• **ENTRIES**:
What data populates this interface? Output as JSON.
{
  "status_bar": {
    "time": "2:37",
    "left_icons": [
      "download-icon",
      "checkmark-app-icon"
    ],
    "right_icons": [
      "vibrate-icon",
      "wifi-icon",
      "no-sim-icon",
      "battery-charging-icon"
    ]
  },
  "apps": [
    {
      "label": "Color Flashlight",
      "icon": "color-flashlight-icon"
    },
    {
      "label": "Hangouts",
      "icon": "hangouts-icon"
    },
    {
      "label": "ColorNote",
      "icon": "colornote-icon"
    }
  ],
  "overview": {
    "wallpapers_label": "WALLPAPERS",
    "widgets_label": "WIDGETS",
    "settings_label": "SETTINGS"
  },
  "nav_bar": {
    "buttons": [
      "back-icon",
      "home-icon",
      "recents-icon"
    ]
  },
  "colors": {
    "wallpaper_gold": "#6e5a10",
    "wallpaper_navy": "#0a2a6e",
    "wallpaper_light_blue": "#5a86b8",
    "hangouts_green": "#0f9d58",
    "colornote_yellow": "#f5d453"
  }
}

• **WHAT THIS TASK INVOLVES**: Set down the entries above again, word for word.

• **REPLY TO THE EXERCISE**:
What data populates this interface? Output as JSON.
{
  "status_bar": {
    "time": "2:37",
    "left_icons": [
      "download-icon",
      "checkmark-app-icon"
    ],
    "right_icons": [
      "vibrate-icon",
      "wifi-icon",
      "no-sim-icon",
      "battery-charging-icon"
    ]
  },
  "apps": [
    {
      "label": "Color Flashlight",
      "icon": "color-flashlight-icon"
    },
    {
      "label": "Hangouts",
      "icon": "hangouts-icon"
    },
    {
      "label": "ColorNote",
      "icon": "colornote-icon"
    }
  ],
  "overview": {
    "wallpapers_label": "WALLPAPERS",
    "widgets_label": "WIDGETS",
    "settings_label": "SETTINGS"
  },
  "nav_bar": {
    "buttons": [
      "back-icon",
      "home-icon",
      "recents-icon"
    ]
  },
  "colors": {
    "wallpaper_gold": "#6e5a10",
    "wallpaper_navy": "#0a2a6e",
    "wallpaper_light_blue": "#5a86b8",
    "hangouts_green": "#0f9d58",
    "colornote_yellow": "#f5d453"
  }
}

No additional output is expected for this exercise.